> [PARTS OF THE EXERCISE]
- A) In the gym forum thread, how long does Tango plan to spend on the treadmill at the start of the workout?
- B) Write a continuation of the gym forum thread, picking up right after its final line.

> [PAGE]
* * * *
Also, try supinated wrist curls for building up your forearms/wrists and if you're going to do seated dumbell bicep curls when you lower the DB down by your sides try rotating your forearms from the wrist to the elbow - ie : palms facing forward and turn your wrists round until your palms face backwards.

Having thin wrists is not a problem - I personally have girly thin wrists but still manage pretty much OK!


----------



## themule (Feb 26, 2004)

I have admit mate, that i also have thin wrists, but no-one looks at your wrists mate, its the mid and upper arm, when you see the results after all the work you put in, you'll wonder why you were worried about em in the first place. Stick with it, you will do great.

Dave.


----------



## Tango (Jul 6, 2004)

Right okay thanks again, im looking forward to tomorrow now, gona try and go to sleep early and get up about 10am, i think these late late nights and afternoon wakings cant be good for me.

Im gona start off with about 15 mins running on treadmill and then 15mins biking , and see how it goes, hopefully try and build it up as I go along.

Thanks again everyone for your advice. I been signed up to the gym for a year now and wen i do go its onli for a week intense and then i would give up, i think that was mostly due to me not having enough knowledge of what exercises to do and id just go around the gym doing anything.

Hopefully now that i have a set routine, it will go well. Ill keep u all updated


----------



## joe1988 (Jan 17, 2010)

your routine is no where near enough, to build muscle u have to tear it down so much that it aches for ages after to the point of not being able to move that muscle, suprise it all the time (varying your routine), arnold used to do as much as 40sets per larger muscle groups, now thats blastin, i understand u wont be up to that sort of standard but the shockin principle is a tried and tested method that really works, do i would advise 15-20sets for large muscles like thighs and 12-15 for small muscles like biceps, also alot of these guys say cardio your best option, i would say doin too much will lose too much bulk, u should do alot of deadlifts and power exercise as they burn of a hell of alot of fat, especially if u where alot of layers,


----------



## Benji1466867921 (Oct 2, 2004)
* * * *
(Records from a dataset)
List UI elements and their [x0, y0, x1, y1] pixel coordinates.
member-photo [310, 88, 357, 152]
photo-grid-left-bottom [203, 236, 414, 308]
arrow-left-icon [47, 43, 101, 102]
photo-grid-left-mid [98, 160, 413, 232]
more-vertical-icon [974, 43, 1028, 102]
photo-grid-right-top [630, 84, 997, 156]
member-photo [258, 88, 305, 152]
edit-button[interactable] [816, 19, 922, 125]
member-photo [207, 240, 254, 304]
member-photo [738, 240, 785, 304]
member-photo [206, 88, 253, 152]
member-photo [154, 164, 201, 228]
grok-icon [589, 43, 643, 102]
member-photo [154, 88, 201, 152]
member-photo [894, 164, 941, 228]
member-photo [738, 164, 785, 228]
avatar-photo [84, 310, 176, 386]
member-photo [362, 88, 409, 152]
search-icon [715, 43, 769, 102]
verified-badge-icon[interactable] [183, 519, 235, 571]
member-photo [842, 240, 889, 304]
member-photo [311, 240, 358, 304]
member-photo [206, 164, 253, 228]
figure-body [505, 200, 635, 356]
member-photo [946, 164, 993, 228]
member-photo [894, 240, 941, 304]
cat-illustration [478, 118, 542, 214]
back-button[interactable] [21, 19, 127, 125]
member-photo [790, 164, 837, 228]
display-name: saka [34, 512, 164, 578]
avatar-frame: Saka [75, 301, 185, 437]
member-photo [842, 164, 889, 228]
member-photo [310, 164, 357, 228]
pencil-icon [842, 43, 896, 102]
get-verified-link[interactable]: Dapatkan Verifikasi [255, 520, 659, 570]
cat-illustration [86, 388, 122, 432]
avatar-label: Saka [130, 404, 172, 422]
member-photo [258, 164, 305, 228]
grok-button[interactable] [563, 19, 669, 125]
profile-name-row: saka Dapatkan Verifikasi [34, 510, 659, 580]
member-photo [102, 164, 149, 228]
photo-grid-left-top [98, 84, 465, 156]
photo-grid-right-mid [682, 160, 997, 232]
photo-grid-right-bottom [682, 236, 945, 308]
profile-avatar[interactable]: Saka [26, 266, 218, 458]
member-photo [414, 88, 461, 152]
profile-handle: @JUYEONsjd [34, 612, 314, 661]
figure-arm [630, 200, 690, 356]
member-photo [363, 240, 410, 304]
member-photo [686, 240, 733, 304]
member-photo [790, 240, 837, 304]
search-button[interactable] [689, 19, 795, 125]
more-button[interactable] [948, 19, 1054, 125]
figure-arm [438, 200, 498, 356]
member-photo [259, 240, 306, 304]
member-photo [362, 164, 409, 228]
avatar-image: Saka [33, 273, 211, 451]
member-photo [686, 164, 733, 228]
* * * *
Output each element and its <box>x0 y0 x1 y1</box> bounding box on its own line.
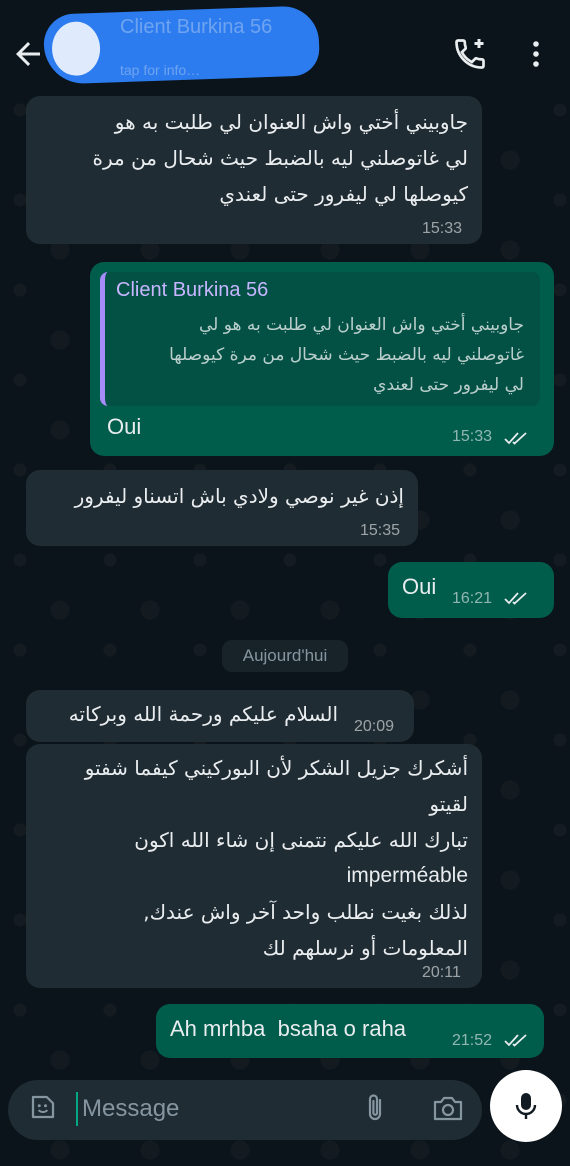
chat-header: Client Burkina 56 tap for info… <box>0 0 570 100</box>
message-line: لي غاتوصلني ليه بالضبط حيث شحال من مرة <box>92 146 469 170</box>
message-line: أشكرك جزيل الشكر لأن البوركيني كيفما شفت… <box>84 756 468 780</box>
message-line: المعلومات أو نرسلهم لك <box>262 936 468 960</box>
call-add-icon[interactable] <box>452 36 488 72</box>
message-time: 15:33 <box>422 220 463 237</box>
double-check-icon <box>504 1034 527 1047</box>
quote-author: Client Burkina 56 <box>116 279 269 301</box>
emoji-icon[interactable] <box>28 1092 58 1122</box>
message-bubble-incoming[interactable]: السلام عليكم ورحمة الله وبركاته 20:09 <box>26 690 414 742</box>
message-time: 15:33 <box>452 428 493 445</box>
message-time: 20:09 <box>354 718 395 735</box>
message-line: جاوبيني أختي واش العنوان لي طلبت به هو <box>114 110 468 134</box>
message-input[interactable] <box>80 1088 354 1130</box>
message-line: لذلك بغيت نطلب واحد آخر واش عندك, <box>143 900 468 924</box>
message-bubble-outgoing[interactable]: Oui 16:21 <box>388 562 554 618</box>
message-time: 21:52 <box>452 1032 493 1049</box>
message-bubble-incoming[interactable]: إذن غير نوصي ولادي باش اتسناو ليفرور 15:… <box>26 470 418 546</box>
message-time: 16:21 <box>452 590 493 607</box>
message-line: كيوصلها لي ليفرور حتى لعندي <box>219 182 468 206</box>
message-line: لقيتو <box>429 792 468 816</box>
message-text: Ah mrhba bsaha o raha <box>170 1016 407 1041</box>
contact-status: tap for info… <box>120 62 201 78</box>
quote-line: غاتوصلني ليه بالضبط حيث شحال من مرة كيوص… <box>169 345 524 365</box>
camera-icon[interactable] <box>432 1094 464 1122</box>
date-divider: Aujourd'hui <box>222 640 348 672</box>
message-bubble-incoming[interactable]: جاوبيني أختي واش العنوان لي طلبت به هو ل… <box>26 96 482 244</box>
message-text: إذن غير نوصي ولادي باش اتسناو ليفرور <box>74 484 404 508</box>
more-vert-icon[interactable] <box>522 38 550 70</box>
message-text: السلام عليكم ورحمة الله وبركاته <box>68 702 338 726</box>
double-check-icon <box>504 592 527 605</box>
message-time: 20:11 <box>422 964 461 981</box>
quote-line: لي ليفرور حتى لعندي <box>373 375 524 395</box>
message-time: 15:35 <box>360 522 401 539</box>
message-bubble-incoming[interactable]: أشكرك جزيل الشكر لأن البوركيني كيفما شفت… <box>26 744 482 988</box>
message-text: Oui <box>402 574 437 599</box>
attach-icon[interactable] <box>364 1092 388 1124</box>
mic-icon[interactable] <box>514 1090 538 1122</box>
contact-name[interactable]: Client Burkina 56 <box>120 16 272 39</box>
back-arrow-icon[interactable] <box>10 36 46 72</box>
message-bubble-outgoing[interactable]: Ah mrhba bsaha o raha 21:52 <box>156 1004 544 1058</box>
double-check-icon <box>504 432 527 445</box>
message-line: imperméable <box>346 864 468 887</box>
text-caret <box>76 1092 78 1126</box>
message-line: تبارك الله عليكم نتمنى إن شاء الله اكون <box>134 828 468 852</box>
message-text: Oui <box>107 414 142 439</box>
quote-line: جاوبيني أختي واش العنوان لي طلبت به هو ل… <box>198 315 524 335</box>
* * * *
> [REPLIES]
- A) About 15 minutes.

- B)
What!! :?



> your routine is no where near enough, to build muscle u have to tear it down so much that it aches for ages after to the point of not being able to move that muscle,


Don't mean to be offensive here, but thats the biggest amount of crap i have heard in awhile!

Doing that is whats going to cause you an injury, If you wan't proof that that is bolocks, then Dorian Yates if a prime example! He's a firm believer in HIT training, basicly this involves a low training frequency low reps and sets, but with heavy weights also using forced reps, negatives etc, genrally involves 1 work set, but with maximum intensity!



> i would say doin too much will lose too much bulk, u should do alot of deadlifts and power exercise as they burn of a hell of alot of fat, especially if u where alot of layers,


Chose, what you goal is, fat loss or bulk, don't try and do both at once

Wearing alot of clothes when doing squats or deadlifts is not going to burn fat!! It'll just make you sweat like a bitch and loose alot of water through sweat!


----------



## Guest (Jan 8, 2005)

> exercise as they burn of a hell of alot of fat, especially if u where alot of layers,


 :shock: I hope that was intended as a joke i really do i mean i really really do. I admire ure dedication to push ureself this much and ure sets totals just depend on how u respond there not the same for every1.

And H1T i personally find is wank if u excuse the language to much capacity to put on fat for us humans which Dorian Yates was not.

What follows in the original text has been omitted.